*TASK DESCRIPTION*: Each line below should be retyped exactly, with no pictures.

Items from a dataset:
╭──

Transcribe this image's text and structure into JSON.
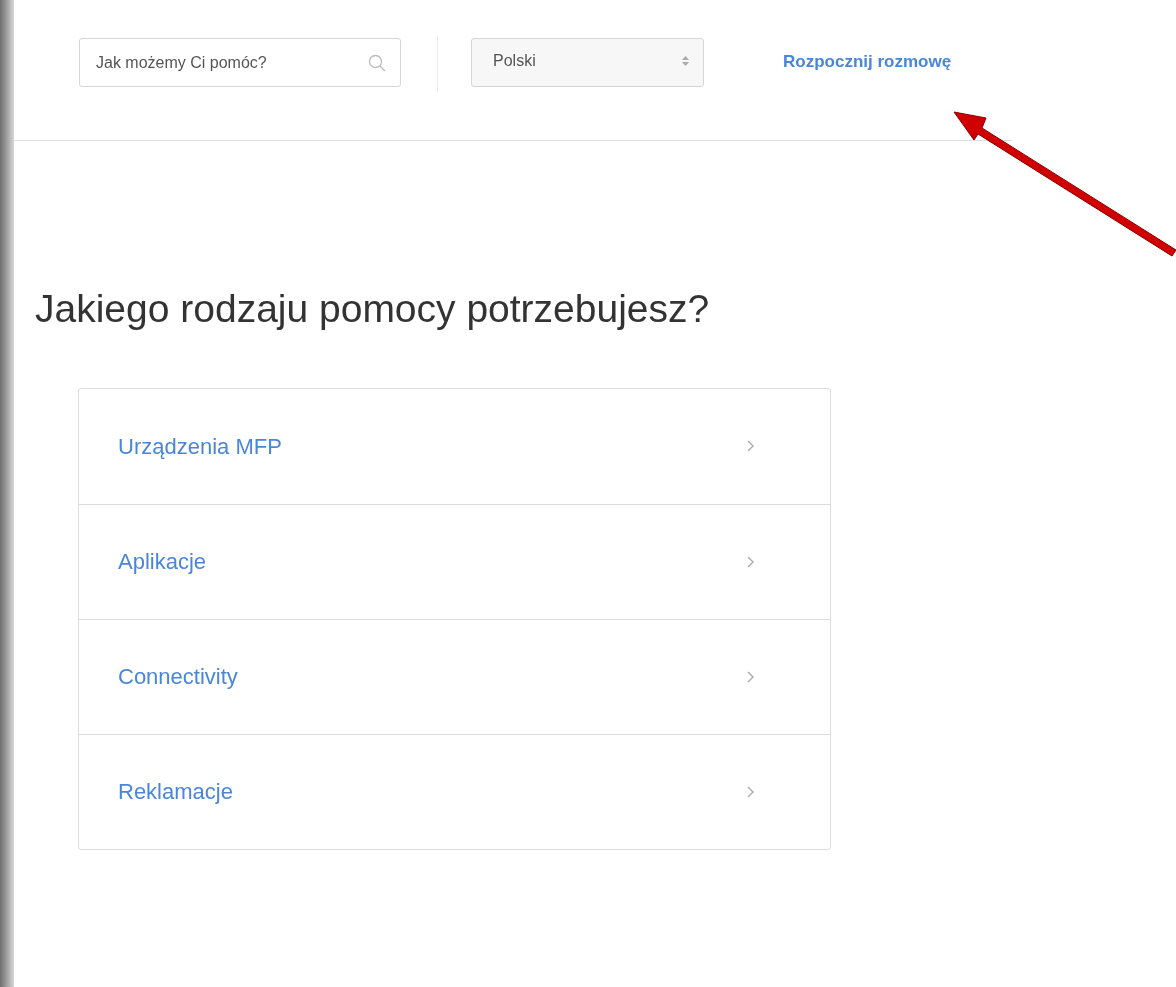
{
  "header": {
    "search": {
      "placeholder": "Jak możemy Ci pomóc?"
    },
    "language_select": {
      "value": "Polski"
    },
    "chat_link": "Rozpocznij rozmowę"
  },
  "heading": "Jakiego rodzaju pomocy potrzebujesz?",
  "categories": [
    {
      "label": "Urządzenia MFP"
    },
    {
      "label": "Aplikacje"
    },
    {
      "label": "Connectivity"
    },
    {
      "label": "Reklamacje"
    }
  ]
}
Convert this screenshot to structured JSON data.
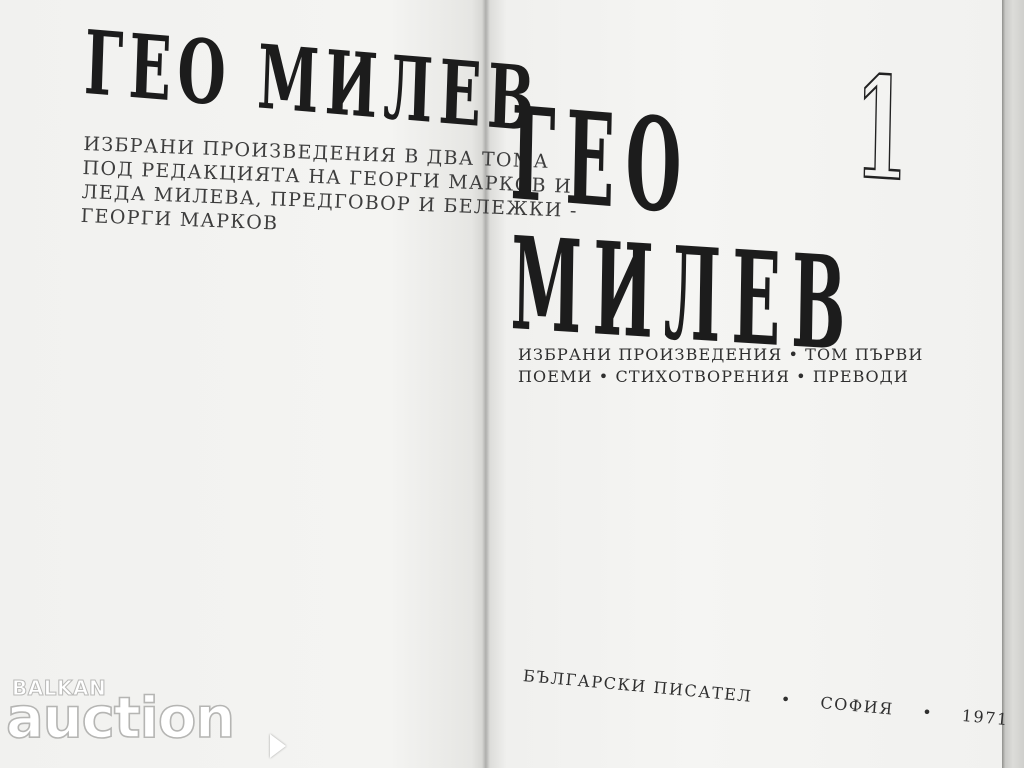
{
  "left_page": {
    "title": "ГЕО МИЛЕВ",
    "subtitle_lines": [
      "ИЗБРАНИ ПРОИЗВЕДЕНИЯ В ДВА ТОМА",
      "ПОД РЕДАКЦИЯТА НА ГЕОРГИ МАРКОВ И",
      "ЛЕДА МИЛЕВА, ПРЕДГОВОР И БЕЛЕЖКИ -",
      "ГЕОРГИ МАРКОВ"
    ]
  },
  "right_page": {
    "title_line1": "ГЕО",
    "title_line2": "МИЛЕВ",
    "volume_number": "1",
    "subtitle_line1": "ИЗБРАНИ ПРОИЗВЕДЕНИЯ • ТОМ ПЪРВИ",
    "subtitle_line2": "ПОЕМИ • СТИХОТВОРЕНИЯ • ПРЕВОДИ",
    "imprint": {
      "publisher": "БЪЛГАРСКИ ПИСАТЕЛ",
      "city": "СОФИЯ",
      "year": "1971",
      "separator": "•"
    }
  },
  "watermark": {
    "small": "BALKAN",
    "big": "auction",
    "icon": "play-arrow-icon"
  }
}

╰──

*RESPONSE TO THE EXERCISE*:
Transcribe this image's text and structure into JSON.
{
  "header": {
    "search": {
      "placeholder": "Jak możemy Ci pomóc?"
    },
    "language_select": {
      "value": "Polski"
    },
    "chat_link": "Rozpocznij rozmowę"
  },
  "heading": "Jakiego rodzaju pomocy potrzebujesz?",
  "categories": [
    {
      "label": "Urządzenia MFP"
    },
    {
      "label": "Aplikacje"
    },
    {
      "label": "Connectivity"
    },
    {
      "label": "Reklamacje"
    }
  ]
}
Convert this screenshot to structured JSON data.
{
  "left_page": {
    "title": "ГЕО МИЛЕВ",
    "subtitle_lines": [
      "ИЗБРАНИ ПРОИЗВЕДЕНИЯ В ДВА ТОМА",
      "ПОД РЕДАКЦИЯТА НА ГЕОРГИ МАРКОВ И",
      "ЛЕДА МИЛЕВА, ПРЕДГОВОР И БЕЛЕЖКИ -",
      "ГЕОРГИ МАРКОВ"
    ]
  },
  "right_page": {
    "title_line1": "ГЕО",
    "title_line2": "МИЛЕВ",
    "volume_number": "1",
    "subtitle_line1": "ИЗБРАНИ ПРОИЗВЕДЕНИЯ • ТОМ ПЪРВИ",
    "subtitle_line2": "ПОЕМИ • СТИХОТВОРЕНИЯ • ПРЕВОДИ",
    "imprint": {
      "publisher": "БЪЛГАРСКИ ПИСАТЕЛ",
      "city": "СОФИЯ",
      "year": "1971",
      "separator": "•"
    }
  },
  "watermark": {
    "small": "BALKAN",
    "big": "auction",
    "icon": "play-arrow-icon"
  }
}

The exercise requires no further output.